• TASK GOAL:
Any picture among the records should be left out, please; retype the rest exactly.

——

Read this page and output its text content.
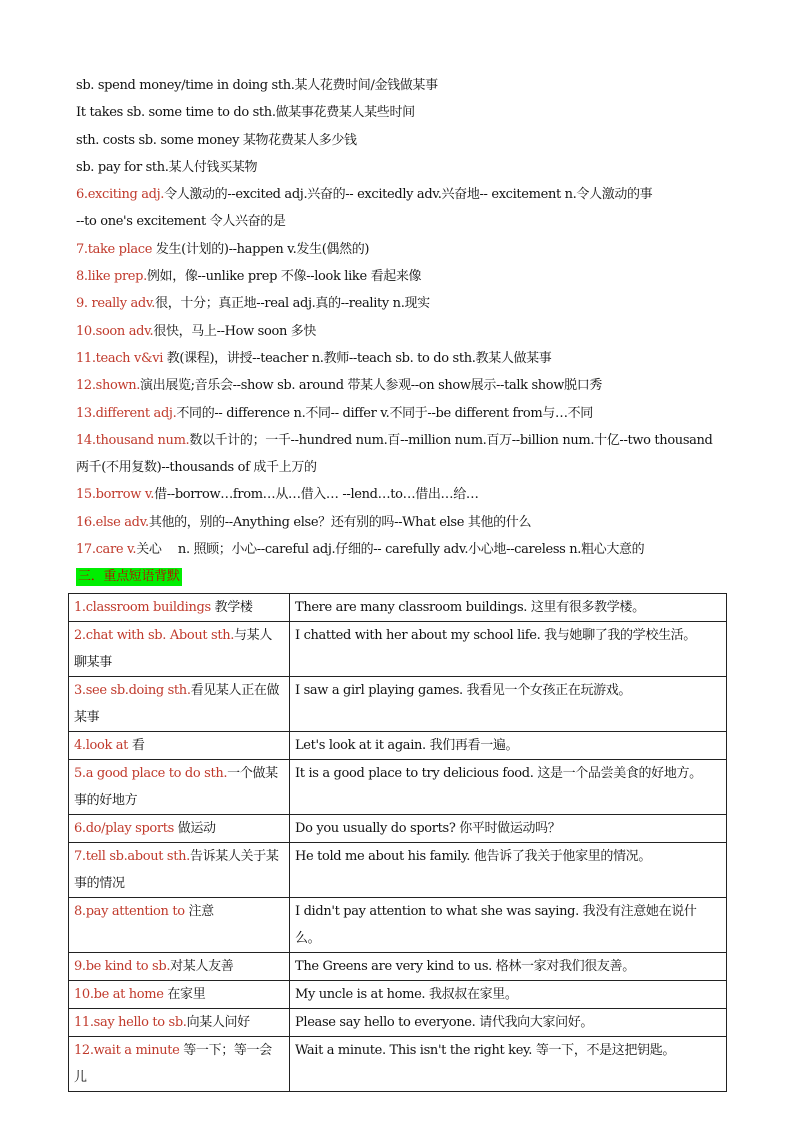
sb. spend money/time in doing sth.某人花费时间/金钱做某事
It takes sb. some time to do sth.做某事花费某人某些时间
sth. costs sb. some money 某物花费某人多少钱
sb. pay for sth.某人付钱买某物
6.exciting adj.令人激动的--excited adj.兴奋的-- excitedly adv.兴奋地-- excitement n.令人激动的事
--to one's excitement 令人兴奋的是
7.take place 发生(计划的)--happen v.发生(偶然的)
8.like prep.例如，像--unlike prep 不像--look like 看起来像
9. really adv.很，十分；真正地--real adj.真的--reality n.现实
10.soon adv.很快，马上--How soon 多快
11.teach v&vi 教(课程)，讲授--teacher n.教师--teach sb. to do sth.教某人做某事
12.shown.演出展览;音乐会--show sb. around 带某人参观--on show展示--talk show脱口秀
13.different adj.不同的-- difference n.不同-- differ v.不同于--be different from与…不同
14.thousand num.数以千计的；一千--hundred num.百--million num.百万--billion num.十亿--two thousand 两千(不用复数)--thousands of 成千上万的
15.borrow v.借--borrow…from…从…借入… --lend…to…借出…给…
16.else adv.其他的，别的--Anything else？还有别的吗--What else 其他的什么
17.care v.关心　 n. 照顾；小心--careful adj.仔细的-- carefully adv.小心地--careless n.粗心大意的
三．重点短语背默
1.classroom buildings 教学楼	There are many classroom buildings. 这里有很多教学楼。
2.chat with sb. About sth.与某人聊某事	I chatted with her about my school life. 我与她聊了我的学校生活。
3.see sb.doing sth.看见某人正在做某事	I saw a girl playing games. 我看见一个女孩正在玩游戏。
4.look at 看	Let's look at it again. 我们再看一遍。
5.a good place to do sth.一个做某事的好地方	It is a good place to try delicious food. 这是一个品尝美食的好地方。
6.do/play sports 做运动	Do you usually do sports? 你平时做运动吗？
7.tell sb.about sth.告诉某人关于某事的情况	He told me about his family. 他告诉了我关于他家里的情况。
8.pay attention to 注意	I didn't pay attention to what she was saying. 我没有注意她在说什么。
9.be kind to sb.对某人友善	The Greens are very kind to us. 格林一家对我们很友善。
10.be at home 在家里	My uncle is at home. 我叔叔在家里。
11.say hello to sb.向某人问好	Please say hello to everyone. 请代我向大家问好。
12.wait a minute 等一下；等一会儿	Wait a minute. This isn't the right key. 等一下，不是这把钥匙。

——

• TASK RESPONSE:
Read this page and output its text content.
sb. spend money/time in doing sth.某人花费时间/金钱做某事
It takes sb. some time to do sth.做某事花费某人某些时间
sth. costs sb. some money 某物花费某人多少钱
sb. pay for sth.某人付钱买某物
6.exciting adj.令人激动的--excited adj.兴奋的-- excitedly adv.兴奋地-- excitement n.令人激动的事
--to one's excitement 令人兴奋的是
7.take place 发生(计划的)--happen v.发生(偶然的)
8.like prep.例如，像--unlike prep 不像--look like 看起来像
9. really adv.很，十分；真正地--real adj.真的--reality n.现实
10.soon adv.很快，马上--How soon 多快
11.teach v&vi 教(课程)，讲授--teacher n.教师--teach sb. to do sth.教某人做某事
12.shown.演出展览;音乐会--show sb. around 带某人参观--on show展示--talk show脱口秀
13.different adj.不同的-- difference n.不同-- differ v.不同于--be different from与…不同
14.thousand num.数以千计的；一千--hundred num.百--million num.百万--billion num.十亿--two thousand 两千(不用复数)--thousands of 成千上万的
15.borrow v.借--borrow…from…从…借入… --lend…to…借出…给…
16.else adv.其他的，别的--Anything else？还有别的吗--What else 其他的什么
17.care v.关心　 n. 照顾；小心--careful adj.仔细的-- carefully adv.小心地--careless n.粗心大意的
三．重点短语背默
1.classroom buildings 教学楼	There are many classroom buildings. 这里有很多教学楼。
2.chat with sb. About sth.与某人聊某事	I chatted with her about my school life. 我与她聊了我的学校生活。
3.see sb.doing sth.看见某人正在做某事	I saw a girl playing games. 我看见一个女孩正在玩游戏。
4.look at 看	Let's look at it again. 我们再看一遍。
5.a good place to do sth.一个做某事的好地方	It is a good place to try delicious food. 这是一个品尝美食的好地方。
6.do/play sports 做运动	Do you usually do sports? 你平时做运动吗？
7.tell sb.about sth.告诉某人关于某事的情况	He told me about his family. 他告诉了我关于他家里的情况。
8.pay attention to 注意	I didn't pay attention to what she was saying. 我没有注意她在说什么。
9.be kind to sb.对某人友善	The Greens are very kind to us. 格林一家对我们很友善。
10.be at home 在家里	My uncle is at home. 我叔叔在家里。
11.say hello to sb.向某人问好	Please say hello to everyone. 请代我向大家问好。
12.wait a minute 等一下；等一会儿	Wait a minute. This isn't the right key. 等一下，不是这把钥匙。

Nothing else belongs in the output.